• EXCERPT PROVIDED
Start
You can use this keyword to base the order in which jobs are run on the
current number of running, queued, or total jobs for a user or a group.
For more information, see Step 6: Prioritize the queue maintained by the negotiator.
- NEGOTIATOR_REJECT_DEFER = number
- Where number specifies the amount of time in seconds the
negotiator waits before it considers scheduling a job to a machine that
recently rejected the job. The default is 120 seconds. (For
related information, see the MAX_JOB_REJECT keyword in this
section.)
- NEGOTIATOR_REMOVE_COMPLETED = number
- Where number is the amount of time in seconds that you want the
negotiator to keep information regarding completed and removed jobs so that
you can query this information using the llq command. The
default is 0 seconds.
- NEGOTIATOR_RESCAN_QUEUE = number
- Where number specifies the amount of time in seconds that defines
how long the negotiator waits to rescan the job queue for machines which have
bypassed jobs which could not run due to conditions which may change over
time. This keyword must be greater than the
NEGOTIATOR_INTERVAL value; if it is not, the default is
used. The default is 900 seconds.
- OBITUARY_LOG_LENGTH = number
- Where number specifies the number of lines from the end of the
file that are appended to the mail message. The master daemon mails
this log to the LoadLeveler administrators when one of the daemons
dies. The default is 25.
- POLLING_FREQUENCY = number
- Where number specifies the interval, in seconds, with which the
startd daemon evaluates the load on the local machine and decides whether to
suspend, resume, or abort jobs. This is also the minimum interval at
which the kbdd daemon reports keyboard or mouse activity to the startd
daemon. A value of 5 is the default.
- POLLS_PER_UPDATE = number
- Where number specifies how often, in POLLING_FREQUENCY
intervals, startd daemon updates the central manager. Due to the
communication overhead, it is impractical to do this with the frequency
defined by the POLLING_FREQUENCY keyword. Therefore, the
startd daemon only updates the central manager every nth (where
n is the number specified for POLLS_PER_UPDATE) local
update. Change POLLS_PER_UPDATE when changing the
POLLING_FREQUENCY. The default is 24.
- PUBLISH_OBITUARIES = true | false
- Where true specifies that the master daemon sends mail to the
administrator(s), identified by LOADL_ADMIN keyword, when any of
the daemons it manages dies abnormally.
- RESTARTS_PER_HOUR = number
- Where number specifies how many times the master daemon attempts
to restart a daemon that dies abnormally. Because one or more of the
daemons may be unable to run due to a permanent error, the master only
attempts $(RESTARTS_PER_HOUR) restarts within a 60 minute
period. Failing that, it sends mail to the administrator(s) identified
by the LOADL_ADMIN keyword and exits. The default is
12.
End
• GOAL
Copy the passage of the LoadLeveler keyword excerpt starting at "You can use" and ending at "is 0 seconds.", word for word. The lines that follow come from a separate source.

• RAW RECORDS
Start
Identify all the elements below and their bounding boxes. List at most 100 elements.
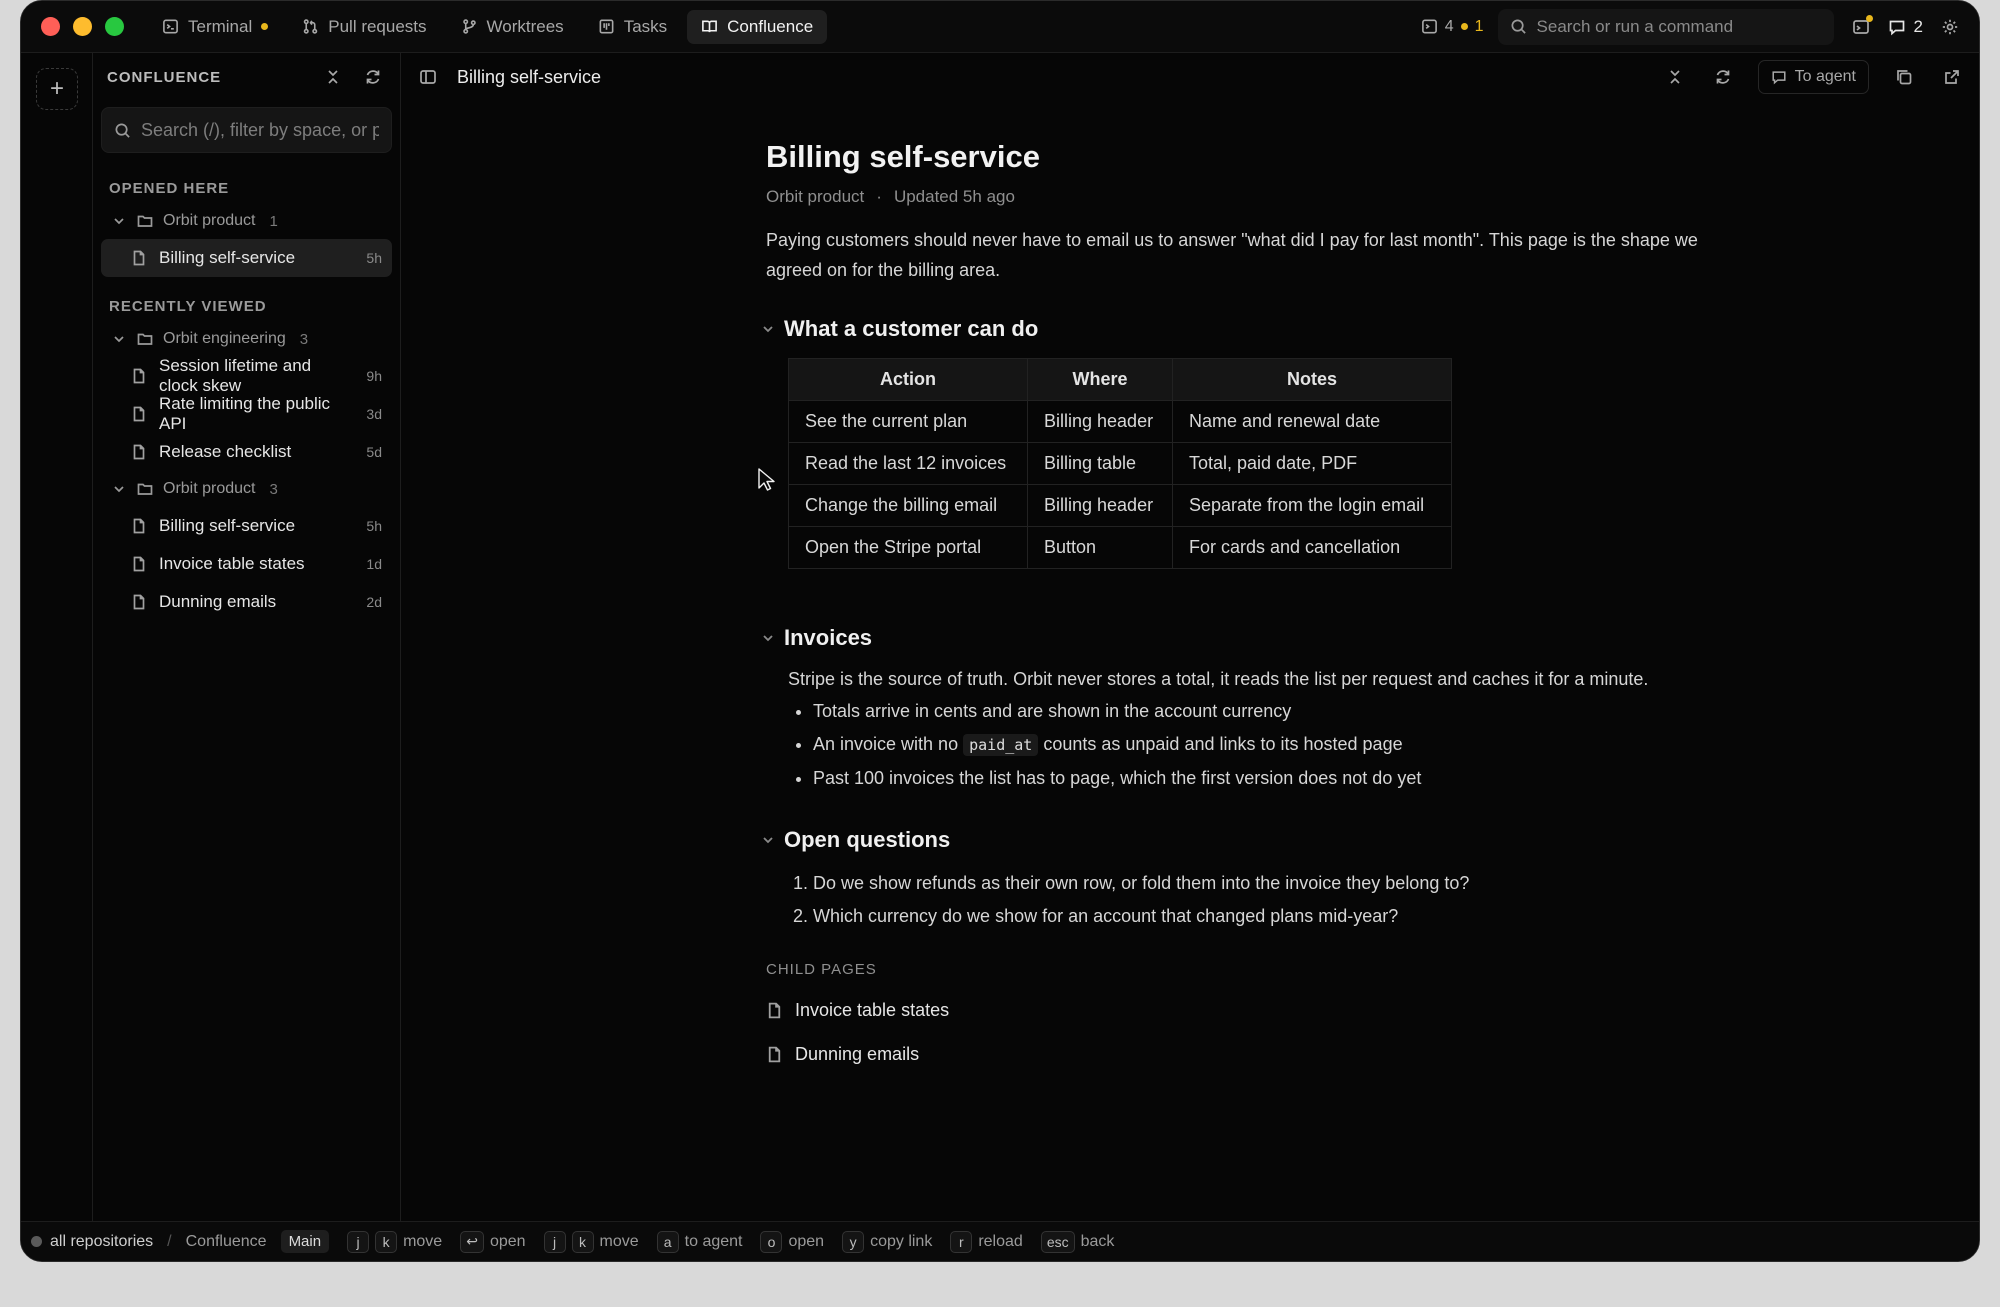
unread-dot: [261, 23, 269, 30]
status-dot: [31, 1236, 42, 1247]
sidebar-search: [101, 107, 392, 153]
document-icon: [133, 594, 145, 610]
status-bar: all repositories / Confluence Main j k m…: [21, 1221, 1979, 1261]
sidebar-doc[interactable]: Dunning emails 2d: [101, 583, 392, 621]
command-search[interactable]: Search or run a command: [1497, 8, 1834, 45]
section-label-recently-viewed: RECENTLY VIEWED: [109, 297, 267, 315]
group-name: Orbit product: [163, 212, 256, 229]
page-content: Billing self-service Orbit product · Upd…: [763, 139, 1746, 1076]
tab-label: Pull requests: [328, 16, 427, 36]
group-orbit-product-opened[interactable]: Orbit product 1: [93, 203, 400, 239]
section-heading-invoices[interactable]: Invoices: [763, 625, 1746, 651]
folder-icon: [137, 215, 153, 227]
reload-page-button[interactable]: [1710, 64, 1736, 90]
tab-terminal[interactable]: Terminal: [148, 10, 282, 44]
settings-button[interactable]: [1937, 14, 1963, 40]
book-icon: [702, 20, 718, 33]
doc-title: Release checklist: [159, 442, 292, 461]
group-name: Orbit engineering: [163, 330, 286, 347]
child-page-link[interactable]: Invoice table states: [766, 988, 1746, 1032]
collapse-all-button[interactable]: [320, 64, 346, 90]
section-heading-open-questions[interactable]: Open questions: [763, 827, 1746, 853]
branch-pill[interactable]: Main: [280, 1230, 330, 1253]
sidebar-doc[interactable]: Billing self-service 5h: [101, 507, 392, 545]
doc-title: Invoice table states: [159, 554, 305, 573]
new-workspace-button[interactable]: +: [36, 68, 78, 110]
sidebar-doc[interactable]: Release checklist 5d: [101, 433, 392, 471]
group-count: 3: [299, 330, 309, 348]
section-customer: Action Where Notes See the current plan …: [788, 358, 1746, 569]
collapse-sections-button[interactable]: [1662, 64, 1688, 90]
tab-confluence[interactable]: Confluence: [687, 9, 828, 44]
hint-to-agent: a to agent: [656, 1230, 743, 1253]
hint-label: copy link: [870, 1232, 933, 1250]
group-orbit-engineering[interactable]: Orbit engineering 3: [93, 321, 400, 357]
document-icon: [768, 1002, 781, 1018]
hint-label: to agent: [684, 1232, 743, 1250]
agent-inbox-button[interactable]: [1848, 14, 1874, 40]
chevron-down-icon: [763, 837, 773, 844]
messages-count: 2: [1913, 16, 1923, 36]
group-count: 3: [269, 480, 278, 498]
chevron-down-icon: [114, 218, 124, 225]
sidebar-icon: [420, 70, 436, 84]
doc-age: 1d: [366, 556, 382, 572]
tab-worktrees[interactable]: Worktrees: [447, 10, 578, 44]
doc-age: 5h: [366, 518, 382, 534]
hint-back: esc back: [1040, 1230, 1114, 1253]
messages-button[interactable]: 2: [1888, 17, 1923, 37]
close-window-button[interactable]: [41, 17, 60, 36]
document-icon: [133, 368, 145, 384]
sidebar-search-input[interactable]: [141, 119, 379, 141]
doc-title: Session lifetime and clock skew: [159, 356, 312, 395]
tab-pull-requests[interactable]: Pull requests: [288, 10, 440, 44]
status-app: Confluence: [185, 1232, 267, 1250]
table-cell: Open the Stripe portal: [788, 526, 1028, 569]
tab-label: Tasks: [623, 16, 668, 36]
invoices-bullets: Totals arrive in cents and are shown in …: [788, 695, 1746, 795]
tab-tasks[interactable]: Tasks: [584, 10, 681, 44]
page-space[interactable]: Orbit product: [766, 187, 864, 207]
sidebar-doc[interactable]: Rate limiting the public API 3d: [101, 394, 392, 433]
copy-button[interactable]: [1891, 64, 1917, 90]
document-icon: [133, 444, 145, 460]
refresh-button[interactable]: [360, 64, 386, 90]
external-link-icon: [1945, 70, 1959, 84]
to-agent-button[interactable]: To agent: [1757, 60, 1869, 94]
list-item: Which currency do we show for an account…: [813, 900, 1746, 933]
key-cap: y: [842, 1230, 865, 1253]
sidebar-doc[interactable]: Session lifetime and clock skew 9h: [101, 356, 392, 395]
document-icon: [133, 556, 145, 572]
hint-label: move: [599, 1232, 639, 1250]
table-cell: Name and renewal date: [1172, 400, 1452, 443]
doc-title: Billing self-service: [159, 248, 296, 267]
sidebar-doc[interactable]: Invoice table states 1d: [101, 545, 392, 583]
child-pages-label: CHILD PAGES: [766, 961, 877, 978]
hint-label: reload: [978, 1232, 1023, 1250]
table-row: Change the billing email Billing header …: [788, 484, 1452, 527]
table-cell: For cards and cancellation: [1172, 526, 1452, 569]
app-window: Terminal Pull requests Worktrees Tasks C…: [20, 0, 1980, 1262]
sidebar-doc-billing-self-service[interactable]: Billing self-service 5h: [101, 239, 392, 277]
repo-scope[interactable]: all repositories: [50, 1233, 153, 1251]
open-external-button[interactable]: [1939, 64, 1965, 90]
hint-move: j k move: [347, 1230, 442, 1253]
minimize-window-button[interactable]: [73, 17, 92, 36]
agent-counter[interactable]: 4 1: [1421, 18, 1484, 36]
invoices-paragraph: Stripe is the source of truth. Orbit nev…: [788, 669, 1649, 689]
heading-text: Invoices: [784, 625, 873, 650]
sidebar-title: CONFLUENCE: [107, 68, 222, 86]
app-tabs: Terminal Pull requests Worktrees Tasks C…: [148, 9, 828, 44]
copy-icon: [1897, 70, 1912, 85]
hint-label: open: [489, 1232, 526, 1250]
table-row: See the current plan Billing header Name…: [788, 400, 1452, 443]
page-title: Billing self-service: [766, 139, 1040, 174]
group-orbit-product-recent[interactable]: Orbit product 3: [93, 471, 400, 507]
breadcrumb: Billing self-service: [457, 66, 602, 87]
section-heading-customer[interactable]: What a customer can do: [763, 316, 1746, 342]
meta-separator: ·: [876, 187, 882, 206]
child-page-link[interactable]: Dunning emails: [766, 1032, 1746, 1076]
zoom-window-button[interactable]: [105, 17, 124, 36]
chevron-down-icon: [114, 336, 124, 343]
toggle-sidebar-button[interactable]: [415, 64, 441, 90]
End
• WRITTEN REPLY
You can use this keyword to base the order in which jobs are run on the
current number of running, queued, or total jobs for a user or a group.
For more information, see Step 6: Prioritize the queue maintained by the negotiator.
- NEGOTIATOR_REJECT_DEFER = number
- Where number specifies the amount of time in seconds the
negotiator waits before it considers scheduling a job to a machine that
recently rejected the job. The default is 120 seconds. (For
related information, see the MAX_JOB_REJECT keyword in this
section.)
- NEGOTIATOR_REMOVE_COMPLETED = number
- Where number is the amount of time in seconds that you want the
negotiator to keep information regarding completed and removed jobs so that
you can query this information using the llq command. The
default is 0 seconds.